=== RAW DATA ===
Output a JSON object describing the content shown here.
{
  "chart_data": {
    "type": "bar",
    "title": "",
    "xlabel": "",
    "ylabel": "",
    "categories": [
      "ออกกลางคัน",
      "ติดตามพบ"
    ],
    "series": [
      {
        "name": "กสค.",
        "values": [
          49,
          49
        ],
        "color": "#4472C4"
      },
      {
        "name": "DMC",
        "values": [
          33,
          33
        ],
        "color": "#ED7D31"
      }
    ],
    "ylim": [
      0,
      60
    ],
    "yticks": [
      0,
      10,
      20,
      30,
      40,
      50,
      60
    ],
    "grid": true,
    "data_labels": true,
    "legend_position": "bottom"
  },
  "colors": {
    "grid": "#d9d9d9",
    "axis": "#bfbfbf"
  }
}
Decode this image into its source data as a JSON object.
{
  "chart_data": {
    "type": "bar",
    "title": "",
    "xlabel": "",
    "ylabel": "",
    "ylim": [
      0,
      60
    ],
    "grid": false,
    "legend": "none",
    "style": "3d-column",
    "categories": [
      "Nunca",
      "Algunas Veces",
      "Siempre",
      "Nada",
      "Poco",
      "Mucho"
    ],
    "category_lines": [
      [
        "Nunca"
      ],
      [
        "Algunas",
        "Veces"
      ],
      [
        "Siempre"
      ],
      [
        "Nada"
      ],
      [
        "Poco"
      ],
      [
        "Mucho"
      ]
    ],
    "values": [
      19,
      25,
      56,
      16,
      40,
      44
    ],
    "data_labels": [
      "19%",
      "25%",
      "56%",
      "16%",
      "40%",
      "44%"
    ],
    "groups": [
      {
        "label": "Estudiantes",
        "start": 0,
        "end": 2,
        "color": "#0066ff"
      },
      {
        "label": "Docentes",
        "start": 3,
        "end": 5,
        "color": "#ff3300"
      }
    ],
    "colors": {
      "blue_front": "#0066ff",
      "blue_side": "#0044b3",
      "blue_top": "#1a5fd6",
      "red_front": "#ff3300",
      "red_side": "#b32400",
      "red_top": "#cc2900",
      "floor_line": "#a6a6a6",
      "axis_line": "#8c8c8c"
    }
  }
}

=== WHAT THE TASK ASKS ===
Copy out all of the lines above exactly.

=== TASK SOLUTION ===
Output a JSON object describing the content shown here.
{
  "chart_data": {
    "type": "bar",
    "title": "",
    "xlabel": "",
    "ylabel": "",
    "categories": [
      "ออกกลางคัน",
      "ติดตามพบ"
    ],
    "series": [
      {
        "name": "กสค.",
        "values": [
          49,
          49
        ],
        "color": "#4472C4"
      },
      {
        "name": "DMC",
        "values": [
          33,
          33
        ],
        "color": "#ED7D31"
      }
    ],
    "ylim": [
      0,
      60
    ],
    "yticks": [
      0,
      10,
      20,
      30,
      40,
      50,
      60
    ],
    "grid": true,
    "data_labels": true,
    "legend_position": "bottom"
  },
  "colors": {
    "grid": "#d9d9d9",
    "axis": "#bfbfbf"
  }
}
Decode this image into its source data as a JSON object.
{
  "chart_data": {
    "type": "bar",
    "title": "",
    "xlabel": "",
    "ylabel": "",
    "ylim": [
      0,
      60
    ],
    "grid": false,
    "legend": "none",
    "style": "3d-column",
    "categories": [
      "Nunca",
      "Algunas Veces",
      "Siempre",
      "Nada",
      "Poco",
      "Mucho"
    ],
    "category_lines": [
      [
        "Nunca"
      ],
      [
        "Algunas",
        "Veces"
      ],
      [
        "Siempre"
      ],
      [
        "Nada"
      ],
      [
        "Poco"
      ],
      [
        "Mucho"
      ]
    ],
    "values": [
      19,
      25,
      56,
      16,
      40,
      44
    ],
    "data_labels": [
      "19%",
      "25%",
      "56%",
      "16%",
      "40%",
      "44%"
    ],
    "groups": [
      {
        "label": "Estudiantes",
        "start": 0,
        "end": 2,
        "color": "#0066ff"
      },
      {
        "label": "Docentes",
        "start": 3,
        "end": 5,
        "color": "#ff3300"
      }
    ],
    "colors": {
      "blue_front": "#0066ff",
      "blue_side": "#0044b3",
      "blue_top": "#1a5fd6",
      "red_front": "#ff3300",
      "red_side": "#b32400",
      "red_top": "#cc2900",
      "floor_line": "#a6a6a6",
      "axis_line": "#8c8c8c"
    }
  }
}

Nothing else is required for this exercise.